■ **Exercise details**
Take the lines from the one containing "Convert this screenshot" through the final line below and restate them exactly. Omit the pictures.

■ **Input data**
◆ ◆ ◆ ◆ ◆

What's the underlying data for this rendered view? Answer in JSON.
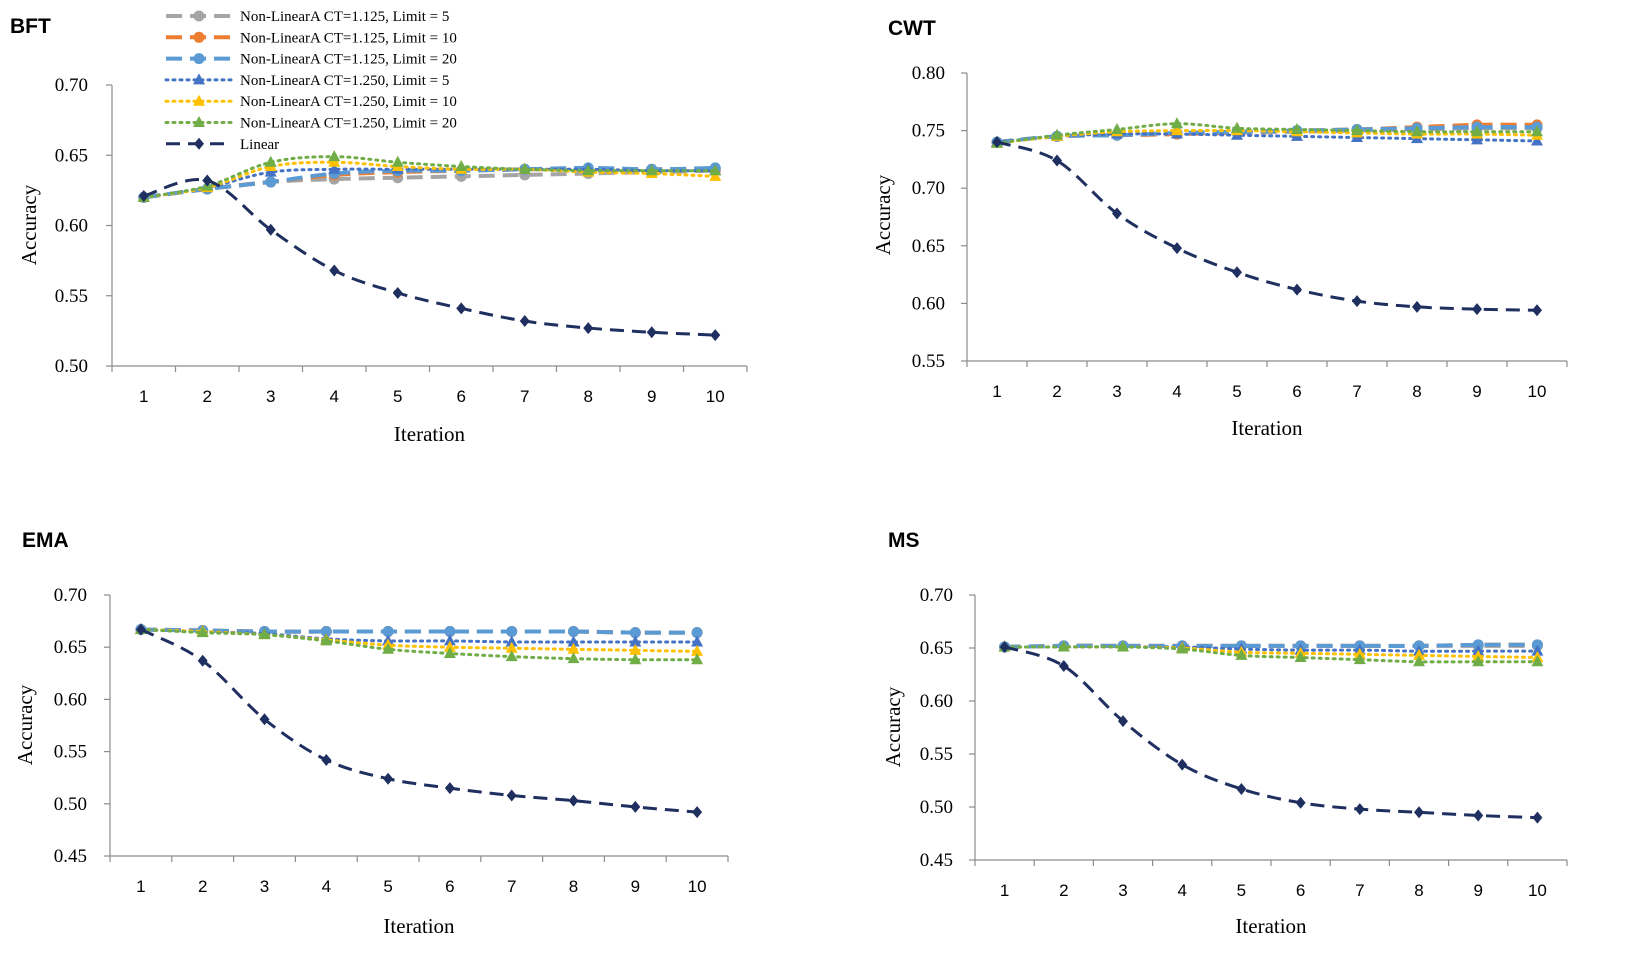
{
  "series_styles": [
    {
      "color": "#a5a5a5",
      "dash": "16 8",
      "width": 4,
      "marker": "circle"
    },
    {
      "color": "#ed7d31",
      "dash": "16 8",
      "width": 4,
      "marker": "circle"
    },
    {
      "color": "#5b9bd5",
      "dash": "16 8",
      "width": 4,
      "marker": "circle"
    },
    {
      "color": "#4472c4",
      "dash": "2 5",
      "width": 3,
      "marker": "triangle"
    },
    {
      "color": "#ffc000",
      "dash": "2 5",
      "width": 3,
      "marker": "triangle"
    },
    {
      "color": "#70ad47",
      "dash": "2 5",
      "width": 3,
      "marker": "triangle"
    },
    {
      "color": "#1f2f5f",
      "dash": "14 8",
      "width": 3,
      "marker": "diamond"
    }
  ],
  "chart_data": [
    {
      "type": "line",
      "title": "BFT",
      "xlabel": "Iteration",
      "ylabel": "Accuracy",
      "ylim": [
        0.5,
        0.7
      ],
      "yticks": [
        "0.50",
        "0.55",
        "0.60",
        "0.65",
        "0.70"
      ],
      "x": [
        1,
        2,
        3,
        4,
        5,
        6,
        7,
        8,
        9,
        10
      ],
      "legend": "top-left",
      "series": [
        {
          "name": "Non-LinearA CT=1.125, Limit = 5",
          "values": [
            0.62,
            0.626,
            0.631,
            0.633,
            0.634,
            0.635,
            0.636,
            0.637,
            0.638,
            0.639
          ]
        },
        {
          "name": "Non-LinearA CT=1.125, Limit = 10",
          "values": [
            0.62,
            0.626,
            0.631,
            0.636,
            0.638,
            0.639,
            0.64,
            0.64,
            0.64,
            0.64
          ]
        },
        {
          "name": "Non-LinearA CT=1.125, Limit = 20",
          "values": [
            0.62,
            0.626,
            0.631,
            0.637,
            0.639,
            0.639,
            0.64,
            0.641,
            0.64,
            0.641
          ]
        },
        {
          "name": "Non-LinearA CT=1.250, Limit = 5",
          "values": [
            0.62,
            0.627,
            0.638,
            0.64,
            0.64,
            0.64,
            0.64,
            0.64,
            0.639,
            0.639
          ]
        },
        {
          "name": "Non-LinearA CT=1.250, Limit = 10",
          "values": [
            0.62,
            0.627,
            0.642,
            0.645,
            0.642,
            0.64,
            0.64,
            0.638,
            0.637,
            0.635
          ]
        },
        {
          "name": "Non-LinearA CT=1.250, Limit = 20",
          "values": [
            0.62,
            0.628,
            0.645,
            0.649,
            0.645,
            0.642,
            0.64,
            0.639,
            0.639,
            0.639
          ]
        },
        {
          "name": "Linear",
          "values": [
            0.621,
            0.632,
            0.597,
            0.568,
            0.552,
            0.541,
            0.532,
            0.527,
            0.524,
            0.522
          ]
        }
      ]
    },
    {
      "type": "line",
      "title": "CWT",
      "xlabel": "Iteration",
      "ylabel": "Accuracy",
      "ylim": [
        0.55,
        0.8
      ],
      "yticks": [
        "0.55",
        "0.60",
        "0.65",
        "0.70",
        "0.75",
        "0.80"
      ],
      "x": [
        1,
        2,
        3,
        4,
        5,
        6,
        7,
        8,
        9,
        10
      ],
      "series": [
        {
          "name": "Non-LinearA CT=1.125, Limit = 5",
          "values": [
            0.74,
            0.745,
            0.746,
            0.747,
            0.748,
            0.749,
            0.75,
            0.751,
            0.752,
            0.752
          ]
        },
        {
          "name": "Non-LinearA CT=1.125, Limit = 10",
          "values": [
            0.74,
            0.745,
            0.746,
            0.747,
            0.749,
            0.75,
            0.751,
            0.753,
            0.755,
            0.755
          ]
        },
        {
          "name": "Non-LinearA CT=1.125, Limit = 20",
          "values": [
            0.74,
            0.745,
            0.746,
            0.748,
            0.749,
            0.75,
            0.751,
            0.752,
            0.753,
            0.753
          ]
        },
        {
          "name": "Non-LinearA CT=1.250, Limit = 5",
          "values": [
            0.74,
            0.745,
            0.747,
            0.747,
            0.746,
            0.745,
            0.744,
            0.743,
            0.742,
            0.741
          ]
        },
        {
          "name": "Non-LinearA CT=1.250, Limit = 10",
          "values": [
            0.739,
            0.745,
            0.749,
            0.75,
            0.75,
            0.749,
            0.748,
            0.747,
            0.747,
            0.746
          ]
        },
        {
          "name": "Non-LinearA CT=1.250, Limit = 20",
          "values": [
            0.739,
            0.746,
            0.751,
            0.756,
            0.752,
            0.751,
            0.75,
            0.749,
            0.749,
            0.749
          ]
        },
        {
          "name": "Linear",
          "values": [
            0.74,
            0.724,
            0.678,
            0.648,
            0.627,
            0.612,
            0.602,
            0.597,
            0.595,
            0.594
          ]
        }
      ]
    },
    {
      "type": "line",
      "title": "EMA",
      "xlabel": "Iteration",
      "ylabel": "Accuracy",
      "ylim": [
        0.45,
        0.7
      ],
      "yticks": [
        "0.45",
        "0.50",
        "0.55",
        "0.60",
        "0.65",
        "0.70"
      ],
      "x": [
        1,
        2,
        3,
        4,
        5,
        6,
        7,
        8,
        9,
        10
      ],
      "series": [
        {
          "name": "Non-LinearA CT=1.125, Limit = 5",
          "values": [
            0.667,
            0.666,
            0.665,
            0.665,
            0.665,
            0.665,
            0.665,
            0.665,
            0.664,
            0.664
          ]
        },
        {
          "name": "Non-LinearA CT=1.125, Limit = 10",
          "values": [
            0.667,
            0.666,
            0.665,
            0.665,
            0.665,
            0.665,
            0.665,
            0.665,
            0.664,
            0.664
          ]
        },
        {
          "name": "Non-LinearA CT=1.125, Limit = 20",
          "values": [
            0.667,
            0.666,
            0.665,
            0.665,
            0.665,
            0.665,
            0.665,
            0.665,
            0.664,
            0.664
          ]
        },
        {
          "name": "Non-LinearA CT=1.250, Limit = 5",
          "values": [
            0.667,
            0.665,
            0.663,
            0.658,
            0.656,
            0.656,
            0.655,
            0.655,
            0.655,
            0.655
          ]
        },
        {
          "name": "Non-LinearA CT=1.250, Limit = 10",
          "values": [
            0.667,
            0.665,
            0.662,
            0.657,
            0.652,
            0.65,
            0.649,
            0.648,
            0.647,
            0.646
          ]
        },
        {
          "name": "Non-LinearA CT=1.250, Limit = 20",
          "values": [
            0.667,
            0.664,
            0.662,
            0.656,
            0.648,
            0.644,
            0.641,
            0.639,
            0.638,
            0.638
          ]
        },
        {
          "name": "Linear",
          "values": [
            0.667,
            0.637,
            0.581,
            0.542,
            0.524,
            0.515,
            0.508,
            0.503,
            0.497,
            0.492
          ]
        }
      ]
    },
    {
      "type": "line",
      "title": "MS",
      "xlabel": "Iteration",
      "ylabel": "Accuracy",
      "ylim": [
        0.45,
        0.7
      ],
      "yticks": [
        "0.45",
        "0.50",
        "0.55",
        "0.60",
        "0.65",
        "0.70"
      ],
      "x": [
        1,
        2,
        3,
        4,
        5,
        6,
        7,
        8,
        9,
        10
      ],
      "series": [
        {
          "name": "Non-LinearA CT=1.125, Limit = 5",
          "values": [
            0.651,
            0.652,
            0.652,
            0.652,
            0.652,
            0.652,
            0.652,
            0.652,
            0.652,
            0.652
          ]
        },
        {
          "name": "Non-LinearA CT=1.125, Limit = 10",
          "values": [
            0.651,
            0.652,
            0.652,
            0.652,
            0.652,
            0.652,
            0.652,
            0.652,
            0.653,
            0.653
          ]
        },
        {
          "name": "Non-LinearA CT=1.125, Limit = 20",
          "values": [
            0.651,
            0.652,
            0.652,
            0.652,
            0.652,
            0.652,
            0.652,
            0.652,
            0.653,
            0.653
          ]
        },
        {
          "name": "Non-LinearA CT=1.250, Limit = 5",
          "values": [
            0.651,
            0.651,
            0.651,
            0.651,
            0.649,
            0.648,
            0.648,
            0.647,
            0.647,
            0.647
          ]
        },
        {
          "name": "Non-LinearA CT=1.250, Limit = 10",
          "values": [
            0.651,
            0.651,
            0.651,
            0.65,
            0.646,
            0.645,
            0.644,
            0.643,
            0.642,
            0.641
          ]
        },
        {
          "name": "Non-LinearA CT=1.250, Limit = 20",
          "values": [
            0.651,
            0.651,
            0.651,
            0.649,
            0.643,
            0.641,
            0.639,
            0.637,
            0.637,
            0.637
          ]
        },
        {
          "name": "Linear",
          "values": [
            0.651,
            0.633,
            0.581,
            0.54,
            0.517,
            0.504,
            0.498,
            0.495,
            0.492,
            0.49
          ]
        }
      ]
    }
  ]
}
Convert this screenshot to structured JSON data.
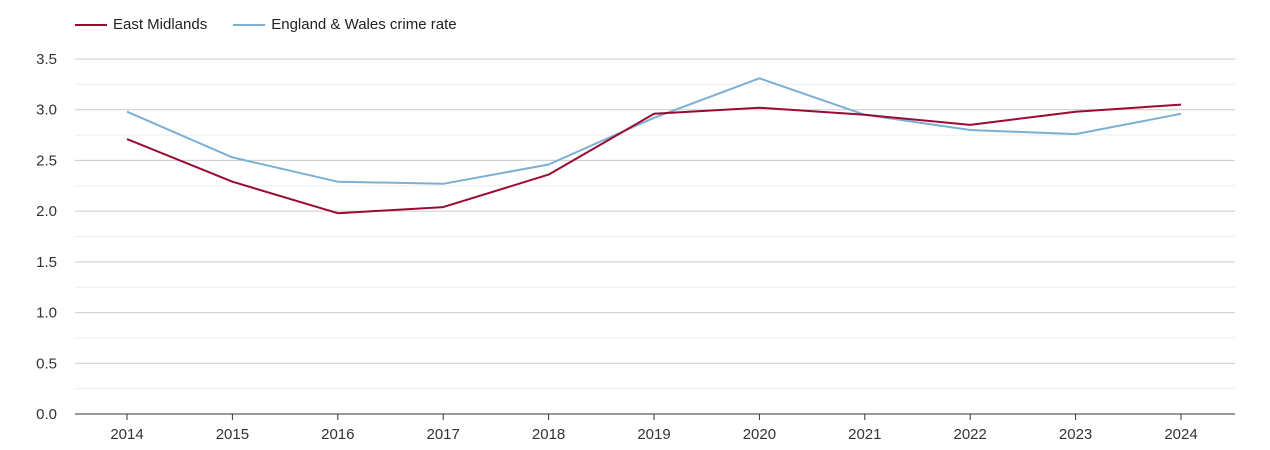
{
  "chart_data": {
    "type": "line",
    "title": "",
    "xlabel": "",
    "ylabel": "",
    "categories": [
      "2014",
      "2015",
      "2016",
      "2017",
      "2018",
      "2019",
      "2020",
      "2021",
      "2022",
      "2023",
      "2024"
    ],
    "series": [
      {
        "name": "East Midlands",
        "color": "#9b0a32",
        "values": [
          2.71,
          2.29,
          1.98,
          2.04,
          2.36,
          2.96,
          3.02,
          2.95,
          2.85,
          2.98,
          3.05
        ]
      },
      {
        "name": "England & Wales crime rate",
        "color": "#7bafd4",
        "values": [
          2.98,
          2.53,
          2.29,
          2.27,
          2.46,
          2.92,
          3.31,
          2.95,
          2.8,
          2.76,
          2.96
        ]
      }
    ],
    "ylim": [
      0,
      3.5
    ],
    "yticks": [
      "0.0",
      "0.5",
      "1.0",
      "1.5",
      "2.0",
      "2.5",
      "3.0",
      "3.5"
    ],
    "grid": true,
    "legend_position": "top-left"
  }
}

◆ ◆ ◆ ◆ ◆

■ **Solution to the exercise**
Convert this screenshot to structured JSON data.
{
  "chart_data": {
    "type": "line",
    "title": "",
    "xlabel": "",
    "ylabel": "",
    "categories": [
      "2014",
      "2015",
      "2016",
      "2017",
      "2018",
      "2019",
      "2020",
      "2021",
      "2022",
      "2023",
      "2024"
    ],
    "series": [
      {
        "name": "East Midlands",
        "color": "#9b0a32",
        "values": [
          2.71,
          2.29,
          1.98,
          2.04,
          2.36,
          2.96,
          3.02,
          2.95,
          2.85,
          2.98,
          3.05
        ]
      },
      {
        "name": "England & Wales crime rate",
        "color": "#7bafd4",
        "values": [
          2.98,
          2.53,
          2.29,
          2.27,
          2.46,
          2.92,
          3.31,
          2.95,
          2.8,
          2.76,
          2.96
        ]
      }
    ],
    "ylim": [
      0,
      3.5
    ],
    "yticks": [
      "0.0",
      "0.5",
      "1.0",
      "1.5",
      "2.0",
      "2.5",
      "3.0",
      "3.5"
    ],
    "grid": true,
    "legend_position": "top-left"
  }
}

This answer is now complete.